**DATASET ROWS:**
----------
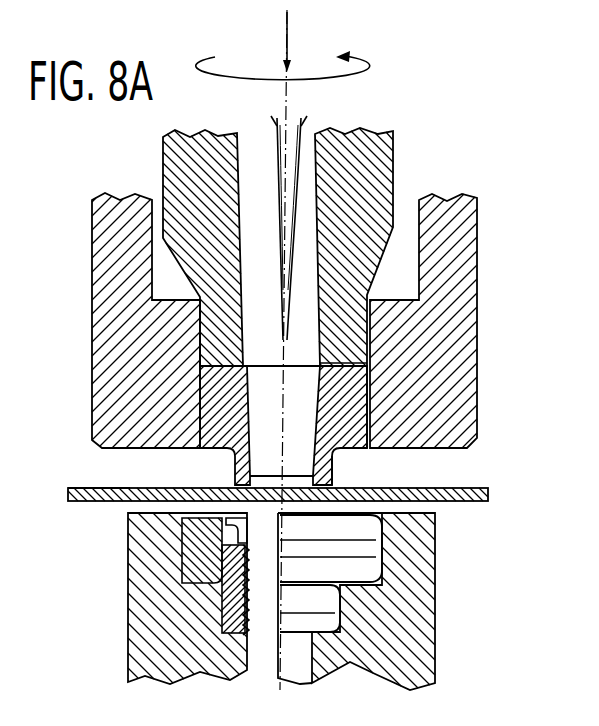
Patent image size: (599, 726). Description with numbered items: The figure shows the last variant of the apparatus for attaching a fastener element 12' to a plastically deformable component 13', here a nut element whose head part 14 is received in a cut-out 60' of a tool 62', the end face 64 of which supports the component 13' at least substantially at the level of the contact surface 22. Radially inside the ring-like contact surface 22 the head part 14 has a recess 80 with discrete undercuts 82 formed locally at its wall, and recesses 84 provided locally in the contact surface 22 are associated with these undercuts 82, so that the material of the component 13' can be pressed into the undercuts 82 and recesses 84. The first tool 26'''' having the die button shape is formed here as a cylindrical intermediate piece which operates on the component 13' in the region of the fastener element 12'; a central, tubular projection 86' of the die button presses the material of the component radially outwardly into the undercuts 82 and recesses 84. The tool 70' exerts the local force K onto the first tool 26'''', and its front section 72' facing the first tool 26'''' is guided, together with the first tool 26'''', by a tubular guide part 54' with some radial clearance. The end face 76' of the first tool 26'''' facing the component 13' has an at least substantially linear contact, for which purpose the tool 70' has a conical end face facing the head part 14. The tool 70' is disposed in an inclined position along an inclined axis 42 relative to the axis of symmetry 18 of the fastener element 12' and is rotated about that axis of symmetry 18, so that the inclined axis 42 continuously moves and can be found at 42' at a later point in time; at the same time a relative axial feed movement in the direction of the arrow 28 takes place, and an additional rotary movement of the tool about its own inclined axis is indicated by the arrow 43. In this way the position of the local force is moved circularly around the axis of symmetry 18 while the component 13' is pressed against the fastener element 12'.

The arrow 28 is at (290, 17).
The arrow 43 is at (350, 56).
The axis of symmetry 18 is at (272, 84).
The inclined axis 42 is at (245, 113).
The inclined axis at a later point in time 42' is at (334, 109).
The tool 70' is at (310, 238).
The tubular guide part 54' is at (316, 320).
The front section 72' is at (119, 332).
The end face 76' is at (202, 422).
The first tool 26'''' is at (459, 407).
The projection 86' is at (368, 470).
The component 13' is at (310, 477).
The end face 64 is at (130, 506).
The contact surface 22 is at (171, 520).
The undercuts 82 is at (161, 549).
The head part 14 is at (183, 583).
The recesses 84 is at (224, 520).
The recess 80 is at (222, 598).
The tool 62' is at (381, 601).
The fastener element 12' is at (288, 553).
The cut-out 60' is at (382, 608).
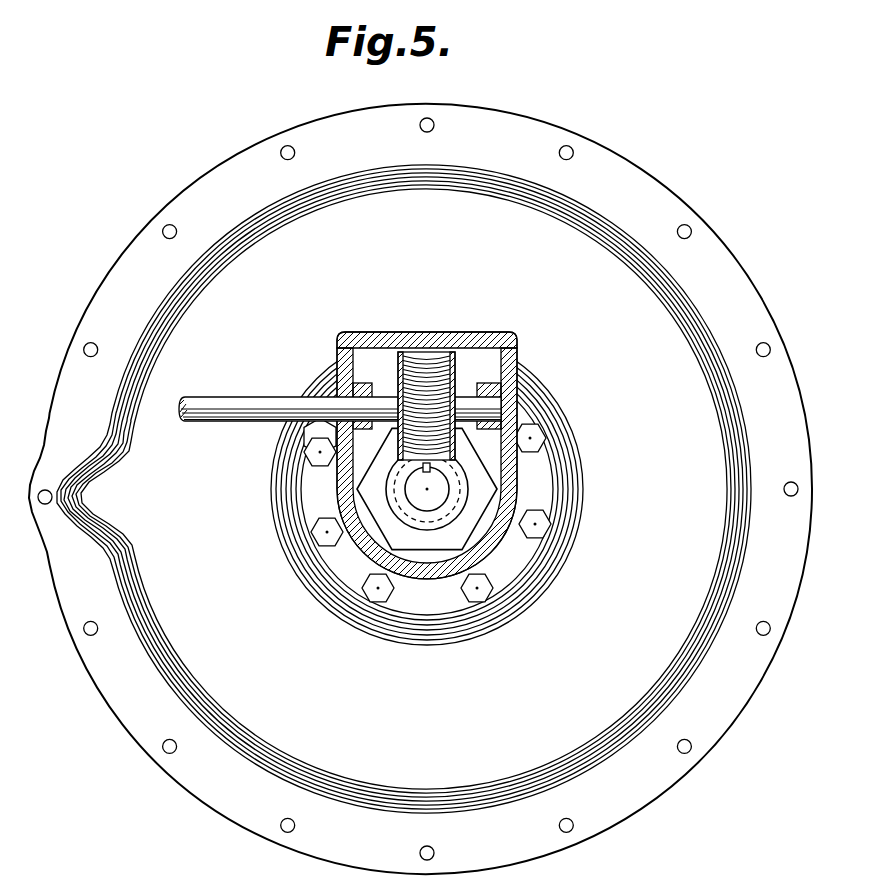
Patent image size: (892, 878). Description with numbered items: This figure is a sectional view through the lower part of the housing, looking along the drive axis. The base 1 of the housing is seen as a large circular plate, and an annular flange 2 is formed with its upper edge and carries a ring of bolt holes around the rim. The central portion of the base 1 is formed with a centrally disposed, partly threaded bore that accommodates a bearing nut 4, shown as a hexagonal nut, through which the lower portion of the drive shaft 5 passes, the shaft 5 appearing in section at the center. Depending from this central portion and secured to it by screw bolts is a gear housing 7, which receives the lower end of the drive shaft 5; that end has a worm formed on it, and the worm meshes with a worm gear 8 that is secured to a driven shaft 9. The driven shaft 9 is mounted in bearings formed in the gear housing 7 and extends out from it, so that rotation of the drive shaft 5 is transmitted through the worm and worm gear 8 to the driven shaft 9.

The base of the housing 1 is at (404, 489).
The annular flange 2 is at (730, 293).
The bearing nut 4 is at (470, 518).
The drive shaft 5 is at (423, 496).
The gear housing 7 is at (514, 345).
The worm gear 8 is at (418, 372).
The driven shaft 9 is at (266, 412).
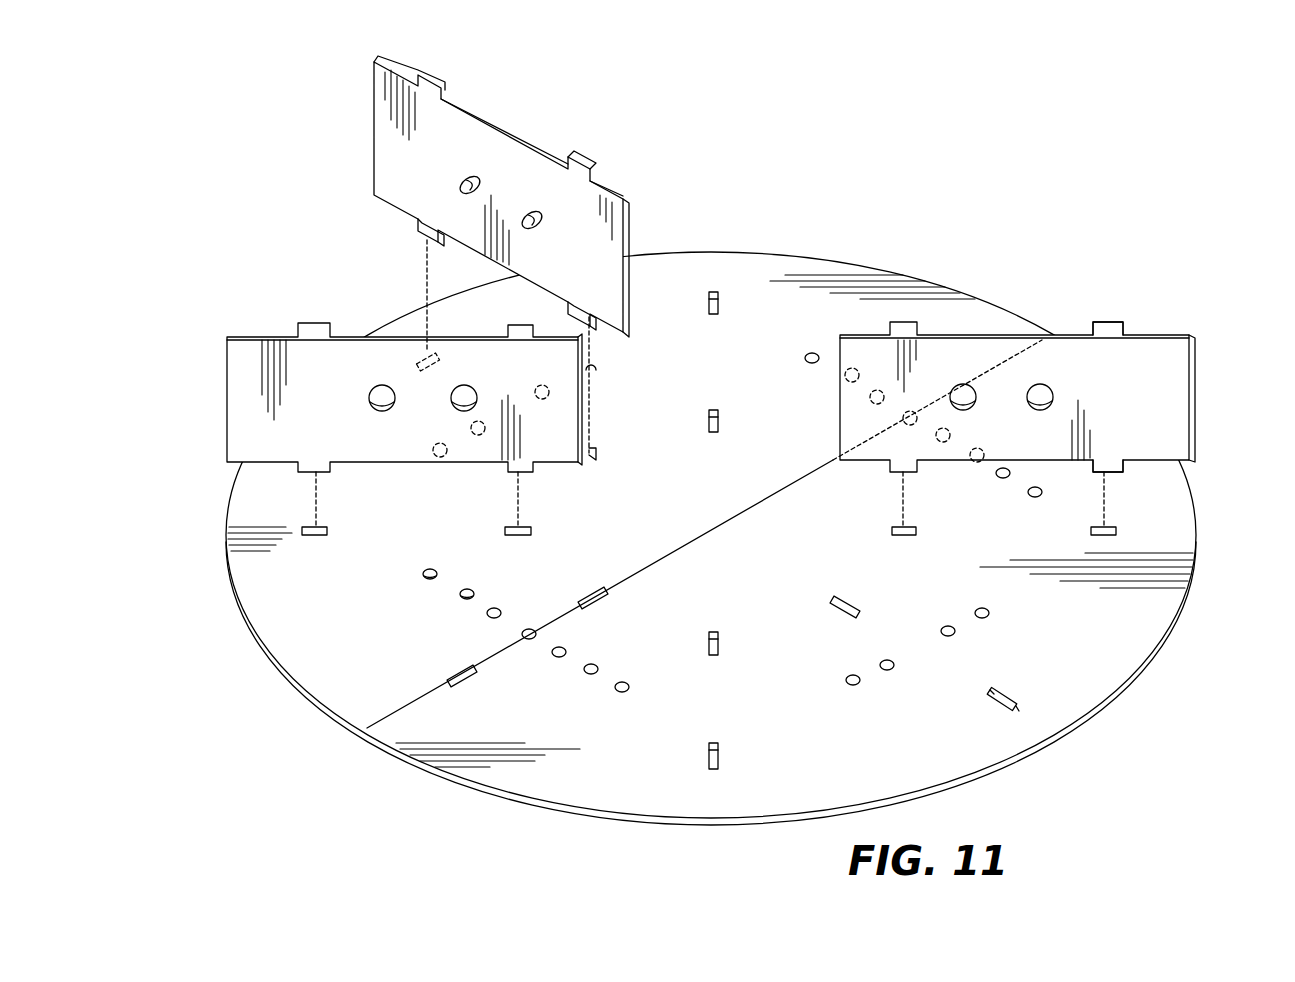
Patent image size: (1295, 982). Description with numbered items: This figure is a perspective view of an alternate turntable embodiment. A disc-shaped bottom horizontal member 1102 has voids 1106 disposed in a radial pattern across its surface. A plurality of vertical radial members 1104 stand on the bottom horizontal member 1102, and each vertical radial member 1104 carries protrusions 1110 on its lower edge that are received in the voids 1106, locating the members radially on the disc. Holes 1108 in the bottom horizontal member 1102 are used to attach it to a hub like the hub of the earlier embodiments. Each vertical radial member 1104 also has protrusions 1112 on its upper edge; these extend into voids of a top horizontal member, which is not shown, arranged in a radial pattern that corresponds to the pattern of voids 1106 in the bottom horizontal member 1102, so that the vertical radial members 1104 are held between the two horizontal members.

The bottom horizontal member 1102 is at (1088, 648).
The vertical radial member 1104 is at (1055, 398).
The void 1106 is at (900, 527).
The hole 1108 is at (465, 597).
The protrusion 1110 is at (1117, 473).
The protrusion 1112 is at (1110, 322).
----------
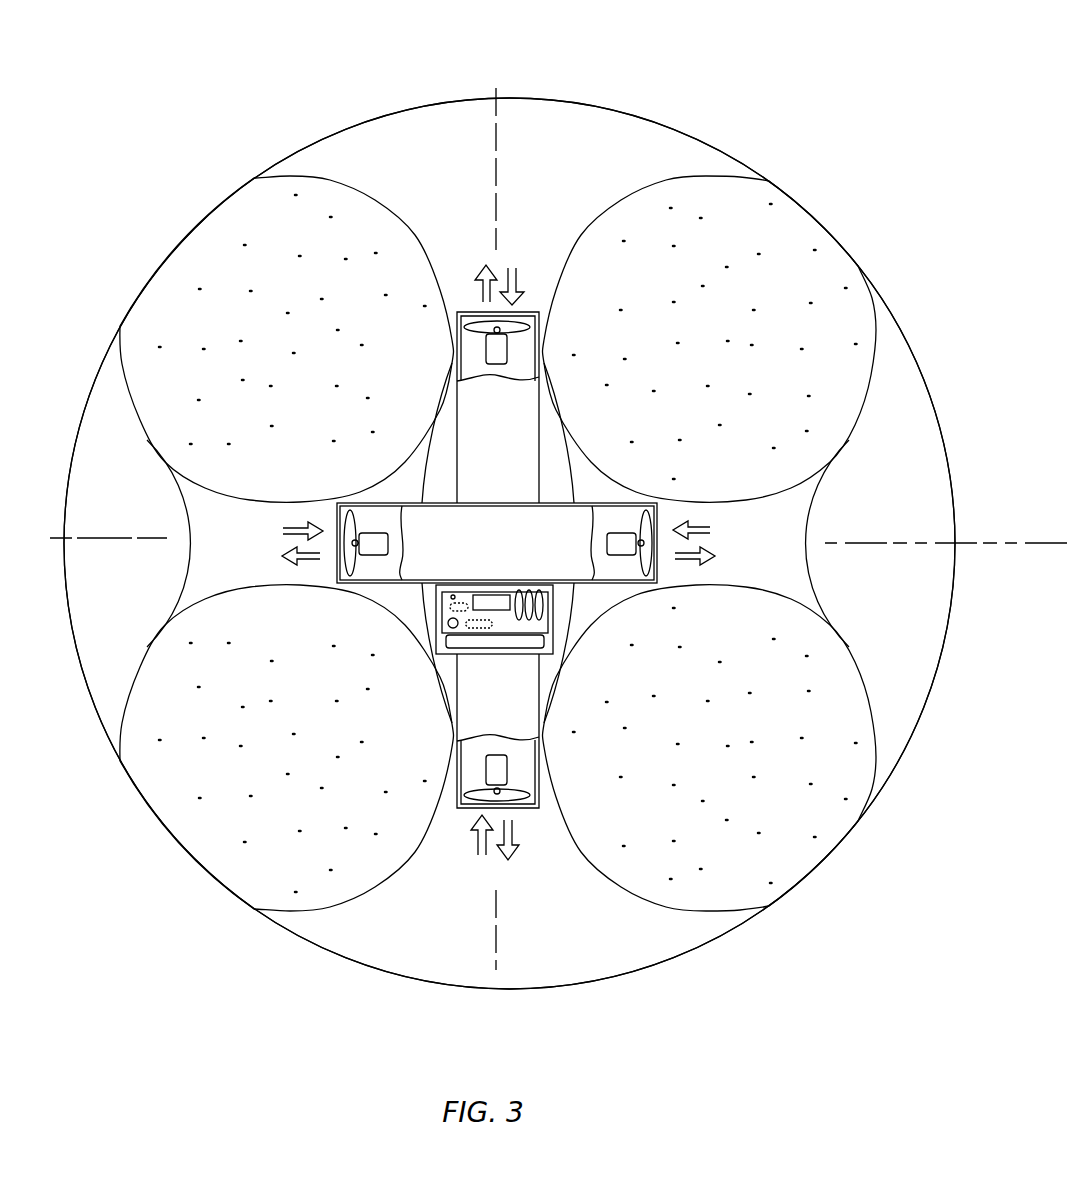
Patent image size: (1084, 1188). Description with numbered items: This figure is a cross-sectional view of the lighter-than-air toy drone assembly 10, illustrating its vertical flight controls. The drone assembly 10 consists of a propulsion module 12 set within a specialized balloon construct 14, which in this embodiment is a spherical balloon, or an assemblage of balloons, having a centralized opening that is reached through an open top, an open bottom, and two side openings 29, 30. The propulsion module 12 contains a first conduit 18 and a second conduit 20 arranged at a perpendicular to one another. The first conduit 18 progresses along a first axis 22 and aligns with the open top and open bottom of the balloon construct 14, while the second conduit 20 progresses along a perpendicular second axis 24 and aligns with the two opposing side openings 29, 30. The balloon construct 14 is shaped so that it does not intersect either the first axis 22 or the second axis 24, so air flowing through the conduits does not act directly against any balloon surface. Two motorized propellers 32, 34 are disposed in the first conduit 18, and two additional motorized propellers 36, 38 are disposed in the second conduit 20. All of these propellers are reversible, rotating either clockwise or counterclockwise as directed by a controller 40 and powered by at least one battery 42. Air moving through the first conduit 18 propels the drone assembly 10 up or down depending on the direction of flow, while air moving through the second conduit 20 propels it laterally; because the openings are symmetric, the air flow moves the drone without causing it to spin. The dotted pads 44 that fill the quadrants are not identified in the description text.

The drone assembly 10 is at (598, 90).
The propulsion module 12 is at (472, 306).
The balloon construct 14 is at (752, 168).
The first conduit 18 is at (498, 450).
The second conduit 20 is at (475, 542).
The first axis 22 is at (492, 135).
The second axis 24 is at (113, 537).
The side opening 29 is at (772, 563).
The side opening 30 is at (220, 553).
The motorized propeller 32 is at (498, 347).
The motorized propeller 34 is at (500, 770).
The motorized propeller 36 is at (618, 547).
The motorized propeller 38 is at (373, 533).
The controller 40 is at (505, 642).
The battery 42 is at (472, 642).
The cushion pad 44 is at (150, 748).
----------
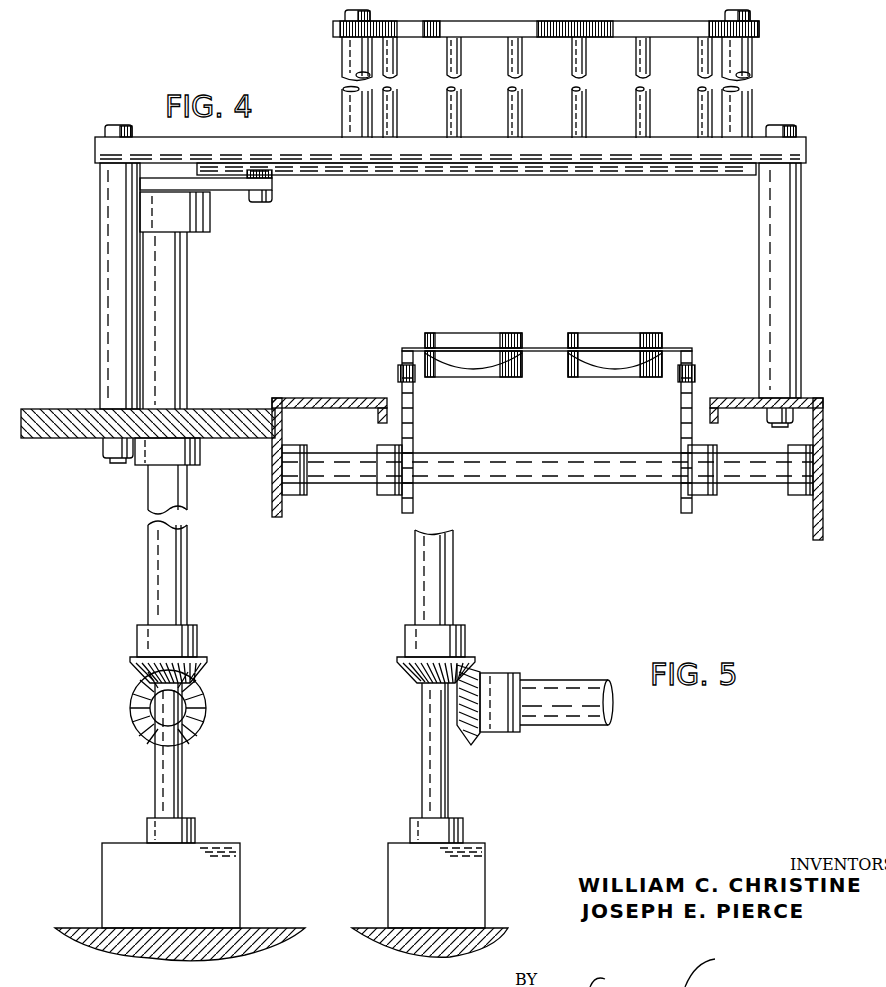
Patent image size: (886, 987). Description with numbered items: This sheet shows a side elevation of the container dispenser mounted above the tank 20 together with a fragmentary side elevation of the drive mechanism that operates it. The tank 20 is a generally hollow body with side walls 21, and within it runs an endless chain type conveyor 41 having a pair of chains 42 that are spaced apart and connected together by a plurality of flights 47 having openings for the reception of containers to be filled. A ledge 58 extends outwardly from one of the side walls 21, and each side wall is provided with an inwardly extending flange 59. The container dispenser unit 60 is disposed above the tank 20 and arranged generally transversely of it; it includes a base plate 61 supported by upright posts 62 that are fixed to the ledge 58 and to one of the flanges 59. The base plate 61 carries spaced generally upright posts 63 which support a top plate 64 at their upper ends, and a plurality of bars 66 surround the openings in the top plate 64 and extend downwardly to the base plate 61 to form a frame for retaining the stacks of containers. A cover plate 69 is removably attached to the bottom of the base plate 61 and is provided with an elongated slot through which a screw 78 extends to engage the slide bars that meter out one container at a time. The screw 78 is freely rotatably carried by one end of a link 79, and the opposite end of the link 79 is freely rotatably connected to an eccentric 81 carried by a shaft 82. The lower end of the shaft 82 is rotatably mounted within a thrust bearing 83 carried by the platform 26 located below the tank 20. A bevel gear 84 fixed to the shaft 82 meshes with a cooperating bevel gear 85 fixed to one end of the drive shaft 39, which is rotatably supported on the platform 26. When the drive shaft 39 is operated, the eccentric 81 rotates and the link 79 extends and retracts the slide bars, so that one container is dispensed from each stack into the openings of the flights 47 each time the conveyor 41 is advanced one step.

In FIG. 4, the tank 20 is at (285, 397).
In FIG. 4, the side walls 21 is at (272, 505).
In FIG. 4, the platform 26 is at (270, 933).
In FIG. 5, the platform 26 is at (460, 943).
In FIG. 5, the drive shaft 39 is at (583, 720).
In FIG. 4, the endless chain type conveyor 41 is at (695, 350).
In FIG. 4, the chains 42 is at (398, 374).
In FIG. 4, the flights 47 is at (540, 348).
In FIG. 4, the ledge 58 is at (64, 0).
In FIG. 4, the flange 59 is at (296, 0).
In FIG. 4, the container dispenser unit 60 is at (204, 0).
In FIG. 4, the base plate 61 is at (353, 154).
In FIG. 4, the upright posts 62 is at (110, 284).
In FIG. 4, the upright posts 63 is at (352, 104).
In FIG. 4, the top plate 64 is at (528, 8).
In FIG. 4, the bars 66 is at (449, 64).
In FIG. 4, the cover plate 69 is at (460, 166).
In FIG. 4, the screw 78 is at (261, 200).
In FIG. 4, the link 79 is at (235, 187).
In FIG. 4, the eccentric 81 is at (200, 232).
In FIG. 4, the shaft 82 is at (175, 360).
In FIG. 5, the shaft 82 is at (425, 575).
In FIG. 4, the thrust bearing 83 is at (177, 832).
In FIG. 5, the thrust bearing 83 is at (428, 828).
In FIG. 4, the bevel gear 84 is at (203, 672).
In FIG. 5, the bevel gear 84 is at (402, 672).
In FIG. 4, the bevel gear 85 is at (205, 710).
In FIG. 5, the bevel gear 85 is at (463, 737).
----------
**CHALLENGE:** Quote everything in the data from the line containing "Patent image size: (892, 878)." down to the line containing "The worm gear 8 is at (418, 372).", including both of those lines.

**COMPLETE OUTPUT:**
Patent image size: (892, 878). Description with numbered items: This figure is a sectional view through the lower part of the housing, looking along the drive axis. The base 1 of the housing is seen as a large circular plate, and an annular flange 2 is formed with its upper edge and carries a ring of bolt holes around the rim. The central portion of the base 1 is formed with a centrally disposed, partly threaded bore that accommodates a bearing nut 4, shown as a hexagonal nut, through which the lower portion of the drive shaft 5 passes, the shaft 5 appearing in section at the center. Depending from this central portion and secured to it by screw bolts is a gear housing 7, which receives the lower end of the drive shaft 5; that end has a worm formed on it, and the worm meshes with a worm gear 8 that is secured to a driven shaft 9. The driven shaft 9 is mounted in bearings formed in the gear housing 7 and extends out from it, so that rotation of the drive shaft 5 is transmitted through the worm and worm gear 8 to the driven shaft 9.

The base of the housing 1 is at (404, 489).
The annular flange 2 is at (730, 293).
The bearing nut 4 is at (470, 518).
The drive shaft 5 is at (423, 496).
The gear housing 7 is at (514, 345).
The worm gear 8 is at (418, 372).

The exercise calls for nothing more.